Stored data entries
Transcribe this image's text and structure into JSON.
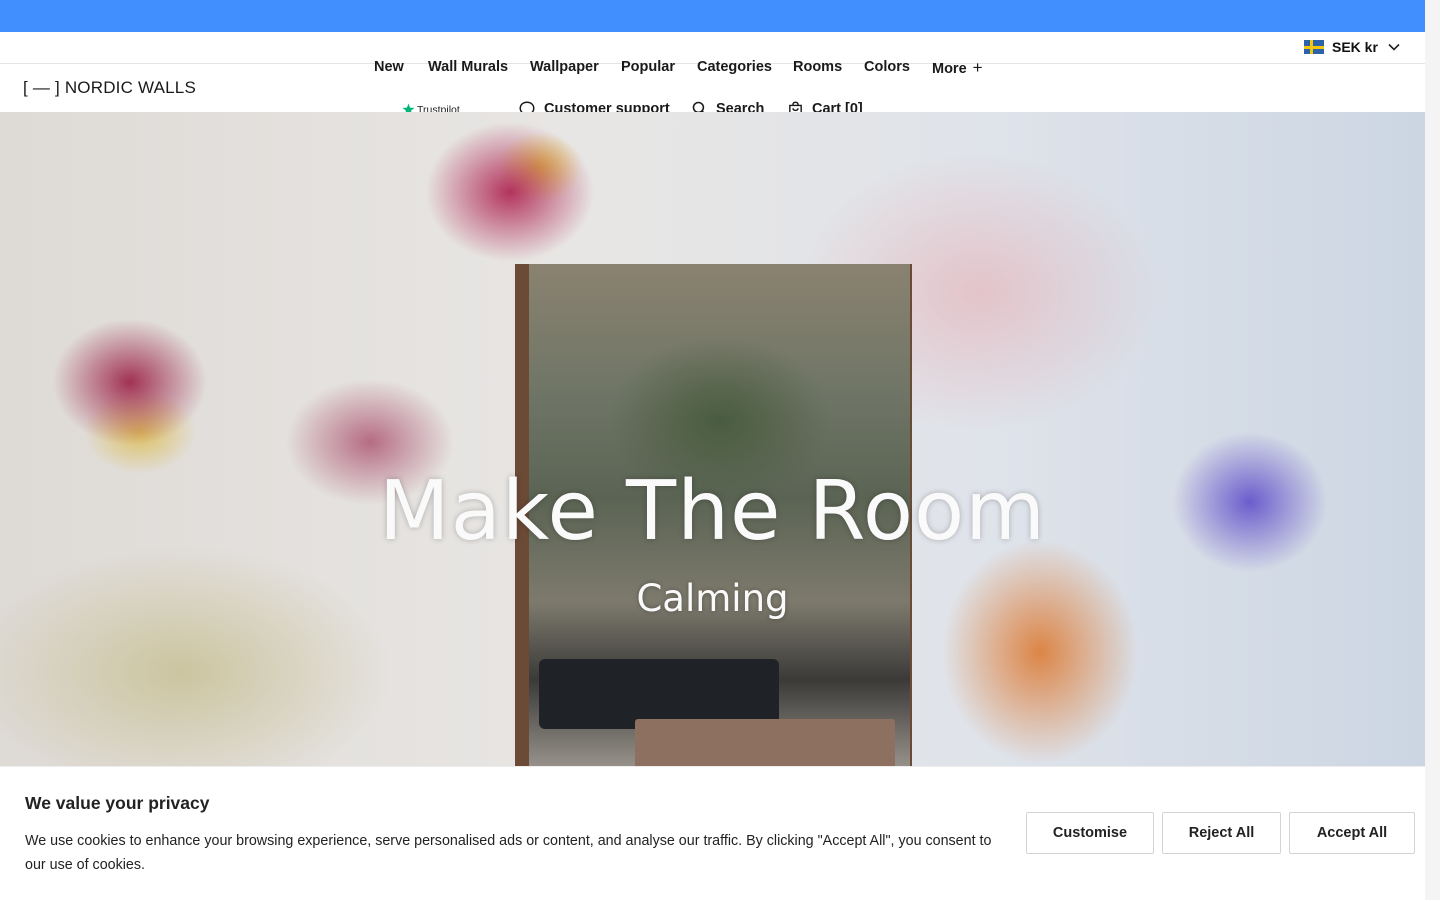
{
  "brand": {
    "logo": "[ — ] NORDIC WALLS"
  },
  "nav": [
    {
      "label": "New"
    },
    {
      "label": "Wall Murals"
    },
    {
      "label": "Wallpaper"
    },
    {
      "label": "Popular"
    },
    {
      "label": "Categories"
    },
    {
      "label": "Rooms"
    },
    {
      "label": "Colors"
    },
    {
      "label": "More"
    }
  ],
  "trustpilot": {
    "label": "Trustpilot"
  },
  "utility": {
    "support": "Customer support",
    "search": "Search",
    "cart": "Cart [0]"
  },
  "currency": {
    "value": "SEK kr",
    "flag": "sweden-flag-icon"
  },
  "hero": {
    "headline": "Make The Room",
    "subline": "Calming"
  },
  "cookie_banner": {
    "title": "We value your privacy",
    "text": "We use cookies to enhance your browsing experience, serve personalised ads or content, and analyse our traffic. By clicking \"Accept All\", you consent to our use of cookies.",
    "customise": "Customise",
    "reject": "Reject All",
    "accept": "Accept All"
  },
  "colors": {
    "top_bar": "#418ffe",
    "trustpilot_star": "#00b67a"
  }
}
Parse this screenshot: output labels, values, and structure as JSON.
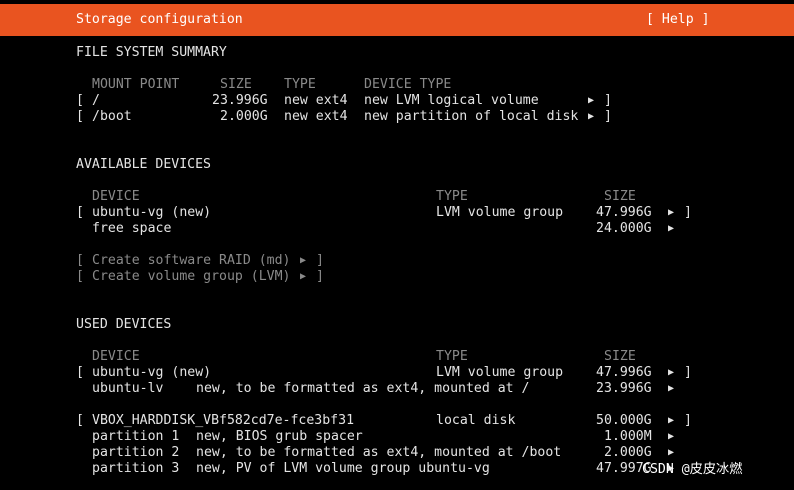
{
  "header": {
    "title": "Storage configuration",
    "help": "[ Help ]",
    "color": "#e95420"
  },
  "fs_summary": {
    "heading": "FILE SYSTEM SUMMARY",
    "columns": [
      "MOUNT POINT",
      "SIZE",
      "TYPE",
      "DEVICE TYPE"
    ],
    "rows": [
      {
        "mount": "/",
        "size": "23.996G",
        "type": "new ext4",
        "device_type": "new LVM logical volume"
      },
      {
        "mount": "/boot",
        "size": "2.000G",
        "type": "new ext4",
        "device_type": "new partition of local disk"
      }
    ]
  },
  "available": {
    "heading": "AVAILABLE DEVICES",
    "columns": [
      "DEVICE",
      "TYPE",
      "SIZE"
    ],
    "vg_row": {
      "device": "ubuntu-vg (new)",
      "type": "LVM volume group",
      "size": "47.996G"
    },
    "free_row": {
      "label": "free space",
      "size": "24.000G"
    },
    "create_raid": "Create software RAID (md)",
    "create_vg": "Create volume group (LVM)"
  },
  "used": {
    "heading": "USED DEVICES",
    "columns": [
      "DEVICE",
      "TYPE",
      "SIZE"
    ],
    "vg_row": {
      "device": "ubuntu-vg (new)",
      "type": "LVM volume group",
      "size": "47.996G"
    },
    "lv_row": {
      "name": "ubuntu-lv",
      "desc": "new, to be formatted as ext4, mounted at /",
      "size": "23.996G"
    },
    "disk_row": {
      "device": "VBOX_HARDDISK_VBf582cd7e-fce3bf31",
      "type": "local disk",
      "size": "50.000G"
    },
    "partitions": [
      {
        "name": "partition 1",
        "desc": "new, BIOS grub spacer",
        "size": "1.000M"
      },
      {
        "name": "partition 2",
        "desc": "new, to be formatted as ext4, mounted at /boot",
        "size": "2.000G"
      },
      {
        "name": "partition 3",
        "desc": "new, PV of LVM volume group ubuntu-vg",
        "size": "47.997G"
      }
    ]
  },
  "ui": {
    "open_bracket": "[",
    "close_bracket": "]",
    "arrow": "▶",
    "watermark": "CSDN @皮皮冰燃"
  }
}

-- What the task requires --
Restate the whole of the material word for word without the pictures.

-- Expected answer --
Transcribe this image's text and structure into JSON.
{
  "brand": {
    "logo": "[ — ] NORDIC WALLS"
  },
  "nav": [
    {
      "label": "New"
    },
    {
      "label": "Wall Murals"
    },
    {
      "label": "Wallpaper"
    },
    {
      "label": "Popular"
    },
    {
      "label": "Categories"
    },
    {
      "label": "Rooms"
    },
    {
      "label": "Colors"
    },
    {
      "label": "More"
    }
  ],
  "trustpilot": {
    "label": "Trustpilot"
  },
  "utility": {
    "support": "Customer support",
    "search": "Search",
    "cart": "Cart [0]"
  },
  "currency": {
    "value": "SEK kr",
    "flag": "sweden-flag-icon"
  },
  "hero": {
    "headline": "Make The Room",
    "subline": "Calming"
  },
  "cookie_banner": {
    "title": "We value your privacy",
    "text": "We use cookies to enhance your browsing experience, serve personalised ads or content, and analyse our traffic. By clicking \"Accept All\", you consent to our use of cookies.",
    "customise": "Customise",
    "reject": "Reject All",
    "accept": "Accept All"
  },
  "colors": {
    "top_bar": "#418ffe",
    "trustpilot_star": "#00b67a"
  }
}
Parse this screenshot: output labels, values, and structure as JSON.
{
  "header": {
    "title": "Storage configuration",
    "help": "[ Help ]",
    "color": "#e95420"
  },
  "fs_summary": {
    "heading": "FILE SYSTEM SUMMARY",
    "columns": [
      "MOUNT POINT",
      "SIZE",
      "TYPE",
      "DEVICE TYPE"
    ],
    "rows": [
      {
        "mount": "/",
        "size": "23.996G",
        "type": "new ext4",
        "device_type": "new LVM logical volume"
      },
      {
        "mount": "/boot",
        "size": "2.000G",
        "type": "new ext4",
        "device_type": "new partition of local disk"
      }
    ]
  },
  "available": {
    "heading": "AVAILABLE DEVICES",
    "columns": [
      "DEVICE",
      "TYPE",
      "SIZE"
    ],
    "vg_row": {
      "device": "ubuntu-vg (new)",
      "type": "LVM volume group",
      "size": "47.996G"
    },
    "free_row": {
      "label": "free space",
      "size": "24.000G"
    },
    "create_raid": "Create software RAID (md)",
    "create_vg": "Create volume group (LVM)"
  },
  "used": {
    "heading": "USED DEVICES",
    "columns": [
      "DEVICE",
      "TYPE",
      "SIZE"
    ],
    "vg_row": {
      "device": "ubuntu-vg (new)",
      "type": "LVM volume group",
      "size": "47.996G"
    },
    "lv_row": {
      "name": "ubuntu-lv",
      "desc": "new, to be formatted as ext4, mounted at /",
      "size": "23.996G"
    },
    "disk_row": {
      "device": "VBOX_HARDDISK_VBf582cd7e-fce3bf31",
      "type": "local disk",
      "size": "50.000G"
    },
    "partitions": [
      {
        "name": "partition 1",
        "desc": "new, BIOS grub spacer",
        "size": "1.000M"
      },
      {
        "name": "partition 2",
        "desc": "new, to be formatted as ext4, mounted at /boot",
        "size": "2.000G"
      },
      {
        "name": "partition 3",
        "desc": "new, PV of LVM volume group ubuntu-vg",
        "size": "47.997G"
      }
    ]
  },
  "ui": {
    "open_bracket": "[",
    "close_bracket": "]",
    "arrow": "▶",
    "watermark": "CSDN @皮皮冰燃"
  }
}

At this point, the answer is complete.